→ **WRITTEN EXERCISE**
Using the records that follow, copy every line containing the word "image".

→ **GIVEN DATA**
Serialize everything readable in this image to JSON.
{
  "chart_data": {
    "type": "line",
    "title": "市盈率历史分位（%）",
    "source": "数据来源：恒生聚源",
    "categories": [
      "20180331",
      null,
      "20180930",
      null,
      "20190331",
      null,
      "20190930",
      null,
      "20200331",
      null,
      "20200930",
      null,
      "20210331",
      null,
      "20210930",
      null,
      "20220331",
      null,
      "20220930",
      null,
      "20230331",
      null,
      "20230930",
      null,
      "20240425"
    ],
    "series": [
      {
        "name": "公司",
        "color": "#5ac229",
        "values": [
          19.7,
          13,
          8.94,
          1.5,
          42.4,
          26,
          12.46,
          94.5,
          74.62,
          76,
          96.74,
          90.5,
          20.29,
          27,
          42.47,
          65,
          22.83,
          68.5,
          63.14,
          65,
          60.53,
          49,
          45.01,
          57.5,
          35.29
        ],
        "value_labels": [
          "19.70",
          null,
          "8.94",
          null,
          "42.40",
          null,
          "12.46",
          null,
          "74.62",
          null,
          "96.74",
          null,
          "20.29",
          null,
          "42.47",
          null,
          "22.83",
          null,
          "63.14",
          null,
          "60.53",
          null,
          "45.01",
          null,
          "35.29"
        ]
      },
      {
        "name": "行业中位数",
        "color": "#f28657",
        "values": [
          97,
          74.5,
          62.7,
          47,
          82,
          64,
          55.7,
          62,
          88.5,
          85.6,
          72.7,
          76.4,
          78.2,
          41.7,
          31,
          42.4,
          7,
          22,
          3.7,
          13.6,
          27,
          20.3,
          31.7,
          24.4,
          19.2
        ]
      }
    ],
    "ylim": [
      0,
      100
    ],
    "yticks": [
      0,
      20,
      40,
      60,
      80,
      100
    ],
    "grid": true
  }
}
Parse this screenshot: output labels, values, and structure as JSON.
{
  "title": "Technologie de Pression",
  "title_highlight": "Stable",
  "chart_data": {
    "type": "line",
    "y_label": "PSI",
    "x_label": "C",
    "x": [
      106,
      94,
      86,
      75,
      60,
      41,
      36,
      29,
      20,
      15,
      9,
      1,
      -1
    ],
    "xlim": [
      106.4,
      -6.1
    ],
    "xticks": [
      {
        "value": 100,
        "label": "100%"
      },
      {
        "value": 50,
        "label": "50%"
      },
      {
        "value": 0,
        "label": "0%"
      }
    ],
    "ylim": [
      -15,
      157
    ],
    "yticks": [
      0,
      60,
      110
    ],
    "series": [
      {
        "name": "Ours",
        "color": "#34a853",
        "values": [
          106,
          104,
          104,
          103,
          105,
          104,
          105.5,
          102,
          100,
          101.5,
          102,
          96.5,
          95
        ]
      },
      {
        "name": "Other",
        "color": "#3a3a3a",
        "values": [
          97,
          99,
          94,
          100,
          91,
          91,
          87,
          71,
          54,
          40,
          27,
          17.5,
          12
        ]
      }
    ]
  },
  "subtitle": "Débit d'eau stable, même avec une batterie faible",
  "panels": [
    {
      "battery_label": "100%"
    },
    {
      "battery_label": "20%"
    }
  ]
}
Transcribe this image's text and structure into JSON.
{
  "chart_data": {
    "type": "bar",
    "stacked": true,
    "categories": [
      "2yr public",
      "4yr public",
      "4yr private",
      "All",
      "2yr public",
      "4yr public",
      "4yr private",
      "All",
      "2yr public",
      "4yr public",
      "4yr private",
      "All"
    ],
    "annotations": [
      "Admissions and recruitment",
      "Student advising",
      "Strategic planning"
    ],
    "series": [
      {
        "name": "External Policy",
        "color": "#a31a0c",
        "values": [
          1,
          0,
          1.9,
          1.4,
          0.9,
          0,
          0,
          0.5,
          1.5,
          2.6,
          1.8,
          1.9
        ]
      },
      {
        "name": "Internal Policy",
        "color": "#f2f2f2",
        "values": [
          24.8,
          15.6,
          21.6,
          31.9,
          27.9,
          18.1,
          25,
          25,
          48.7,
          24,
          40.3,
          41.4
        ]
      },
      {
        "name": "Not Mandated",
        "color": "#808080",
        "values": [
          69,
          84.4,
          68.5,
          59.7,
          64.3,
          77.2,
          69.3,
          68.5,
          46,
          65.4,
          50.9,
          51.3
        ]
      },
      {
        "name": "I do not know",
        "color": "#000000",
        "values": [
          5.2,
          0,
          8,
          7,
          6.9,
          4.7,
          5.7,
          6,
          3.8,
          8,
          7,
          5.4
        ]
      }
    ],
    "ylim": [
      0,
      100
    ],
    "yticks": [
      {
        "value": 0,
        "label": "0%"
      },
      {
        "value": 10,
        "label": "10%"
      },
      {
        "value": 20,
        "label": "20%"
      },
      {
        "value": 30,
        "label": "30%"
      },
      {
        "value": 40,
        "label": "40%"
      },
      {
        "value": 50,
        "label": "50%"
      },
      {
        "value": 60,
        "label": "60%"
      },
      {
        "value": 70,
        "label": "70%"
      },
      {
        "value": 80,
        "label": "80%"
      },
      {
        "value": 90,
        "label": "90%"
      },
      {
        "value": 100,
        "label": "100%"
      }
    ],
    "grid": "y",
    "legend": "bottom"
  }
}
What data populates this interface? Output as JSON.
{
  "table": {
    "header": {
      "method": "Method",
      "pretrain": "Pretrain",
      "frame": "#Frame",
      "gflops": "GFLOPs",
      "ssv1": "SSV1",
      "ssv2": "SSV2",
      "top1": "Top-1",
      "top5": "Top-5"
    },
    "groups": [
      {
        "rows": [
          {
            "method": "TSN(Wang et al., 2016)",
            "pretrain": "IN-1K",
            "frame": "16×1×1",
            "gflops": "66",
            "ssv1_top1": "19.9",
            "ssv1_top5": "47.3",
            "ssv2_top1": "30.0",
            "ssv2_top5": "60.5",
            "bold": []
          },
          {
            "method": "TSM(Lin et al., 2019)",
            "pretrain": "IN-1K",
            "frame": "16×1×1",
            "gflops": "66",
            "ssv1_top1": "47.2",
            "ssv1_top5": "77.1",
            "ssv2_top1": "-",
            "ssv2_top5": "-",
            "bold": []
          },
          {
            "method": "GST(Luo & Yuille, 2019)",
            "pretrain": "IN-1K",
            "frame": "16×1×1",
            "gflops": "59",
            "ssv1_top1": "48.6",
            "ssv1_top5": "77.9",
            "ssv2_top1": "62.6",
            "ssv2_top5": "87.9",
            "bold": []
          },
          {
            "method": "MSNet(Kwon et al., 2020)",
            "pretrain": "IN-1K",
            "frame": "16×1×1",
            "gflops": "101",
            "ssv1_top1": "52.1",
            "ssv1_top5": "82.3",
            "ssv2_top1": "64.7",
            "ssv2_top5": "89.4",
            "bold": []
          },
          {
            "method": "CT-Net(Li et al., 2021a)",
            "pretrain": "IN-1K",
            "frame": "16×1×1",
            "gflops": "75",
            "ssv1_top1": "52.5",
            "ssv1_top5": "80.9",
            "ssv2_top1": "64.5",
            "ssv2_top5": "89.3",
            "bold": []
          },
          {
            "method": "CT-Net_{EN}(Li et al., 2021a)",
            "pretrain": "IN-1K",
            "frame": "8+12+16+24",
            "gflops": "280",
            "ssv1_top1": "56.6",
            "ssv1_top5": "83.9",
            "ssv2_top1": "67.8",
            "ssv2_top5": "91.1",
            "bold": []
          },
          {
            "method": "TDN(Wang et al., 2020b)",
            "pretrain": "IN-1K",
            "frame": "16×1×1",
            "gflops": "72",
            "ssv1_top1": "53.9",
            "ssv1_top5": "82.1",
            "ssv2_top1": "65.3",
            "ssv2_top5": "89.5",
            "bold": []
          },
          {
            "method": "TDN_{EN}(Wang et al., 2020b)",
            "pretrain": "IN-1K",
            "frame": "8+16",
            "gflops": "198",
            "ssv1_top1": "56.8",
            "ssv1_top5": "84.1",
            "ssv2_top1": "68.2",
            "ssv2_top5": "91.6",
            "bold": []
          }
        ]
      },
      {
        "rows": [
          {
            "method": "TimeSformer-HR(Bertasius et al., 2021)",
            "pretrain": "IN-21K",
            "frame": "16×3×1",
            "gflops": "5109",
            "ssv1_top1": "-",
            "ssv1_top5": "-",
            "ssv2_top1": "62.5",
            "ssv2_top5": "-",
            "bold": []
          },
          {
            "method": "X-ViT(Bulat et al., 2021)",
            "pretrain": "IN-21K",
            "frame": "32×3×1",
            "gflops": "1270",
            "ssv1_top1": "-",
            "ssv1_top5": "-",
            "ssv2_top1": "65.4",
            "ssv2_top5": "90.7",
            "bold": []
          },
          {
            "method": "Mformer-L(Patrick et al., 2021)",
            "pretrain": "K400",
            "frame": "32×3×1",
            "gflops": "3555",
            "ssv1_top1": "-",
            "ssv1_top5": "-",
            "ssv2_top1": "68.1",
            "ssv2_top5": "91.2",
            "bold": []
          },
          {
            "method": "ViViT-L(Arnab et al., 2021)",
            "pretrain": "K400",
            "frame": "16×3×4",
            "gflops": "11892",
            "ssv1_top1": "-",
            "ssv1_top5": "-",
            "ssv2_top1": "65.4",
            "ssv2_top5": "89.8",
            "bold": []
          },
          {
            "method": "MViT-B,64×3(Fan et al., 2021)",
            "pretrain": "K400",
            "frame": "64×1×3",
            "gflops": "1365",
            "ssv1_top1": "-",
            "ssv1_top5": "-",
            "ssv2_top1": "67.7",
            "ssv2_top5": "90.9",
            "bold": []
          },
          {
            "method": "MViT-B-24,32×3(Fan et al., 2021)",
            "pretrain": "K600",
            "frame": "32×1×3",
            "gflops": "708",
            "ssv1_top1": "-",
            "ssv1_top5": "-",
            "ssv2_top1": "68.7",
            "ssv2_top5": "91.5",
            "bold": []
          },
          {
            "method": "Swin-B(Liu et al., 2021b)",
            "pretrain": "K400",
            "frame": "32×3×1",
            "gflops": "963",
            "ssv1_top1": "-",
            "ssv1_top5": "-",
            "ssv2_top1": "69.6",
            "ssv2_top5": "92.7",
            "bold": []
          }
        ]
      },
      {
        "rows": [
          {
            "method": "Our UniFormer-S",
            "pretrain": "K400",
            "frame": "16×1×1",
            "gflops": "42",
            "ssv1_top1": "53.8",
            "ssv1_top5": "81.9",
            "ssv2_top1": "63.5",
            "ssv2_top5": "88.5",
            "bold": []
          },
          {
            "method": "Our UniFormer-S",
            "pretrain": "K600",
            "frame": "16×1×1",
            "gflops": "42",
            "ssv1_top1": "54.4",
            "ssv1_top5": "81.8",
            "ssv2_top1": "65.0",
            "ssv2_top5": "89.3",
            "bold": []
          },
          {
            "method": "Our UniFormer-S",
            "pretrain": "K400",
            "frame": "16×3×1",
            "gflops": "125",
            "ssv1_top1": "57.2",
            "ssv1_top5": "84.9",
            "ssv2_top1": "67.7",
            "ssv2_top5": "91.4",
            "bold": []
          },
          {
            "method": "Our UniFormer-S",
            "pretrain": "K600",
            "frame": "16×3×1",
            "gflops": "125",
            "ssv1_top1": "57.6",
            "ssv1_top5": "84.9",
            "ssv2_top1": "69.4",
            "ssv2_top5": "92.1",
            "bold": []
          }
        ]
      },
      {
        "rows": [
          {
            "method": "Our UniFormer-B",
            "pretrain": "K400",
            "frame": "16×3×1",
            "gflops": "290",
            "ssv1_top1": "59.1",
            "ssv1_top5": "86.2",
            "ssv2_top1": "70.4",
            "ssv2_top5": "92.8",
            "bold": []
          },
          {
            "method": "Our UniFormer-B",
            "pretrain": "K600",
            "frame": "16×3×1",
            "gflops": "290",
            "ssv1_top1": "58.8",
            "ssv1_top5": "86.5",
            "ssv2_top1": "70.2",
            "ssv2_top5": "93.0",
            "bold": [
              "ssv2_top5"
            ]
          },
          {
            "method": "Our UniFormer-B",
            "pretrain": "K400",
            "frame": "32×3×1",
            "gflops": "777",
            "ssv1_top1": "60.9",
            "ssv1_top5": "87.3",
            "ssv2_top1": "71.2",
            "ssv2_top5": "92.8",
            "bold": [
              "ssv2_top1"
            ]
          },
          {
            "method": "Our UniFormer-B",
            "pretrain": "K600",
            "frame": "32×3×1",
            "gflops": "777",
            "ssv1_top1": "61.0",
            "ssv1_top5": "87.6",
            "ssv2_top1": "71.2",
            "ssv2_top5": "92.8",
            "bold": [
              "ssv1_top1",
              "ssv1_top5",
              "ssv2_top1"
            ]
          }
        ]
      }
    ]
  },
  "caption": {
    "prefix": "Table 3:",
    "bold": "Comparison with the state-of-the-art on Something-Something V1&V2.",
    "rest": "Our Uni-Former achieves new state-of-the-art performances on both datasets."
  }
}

→ **SOLUTION BELOW**
Serialize everything readable in this image to JSON.
Transcribe this image's text and structure into JSON.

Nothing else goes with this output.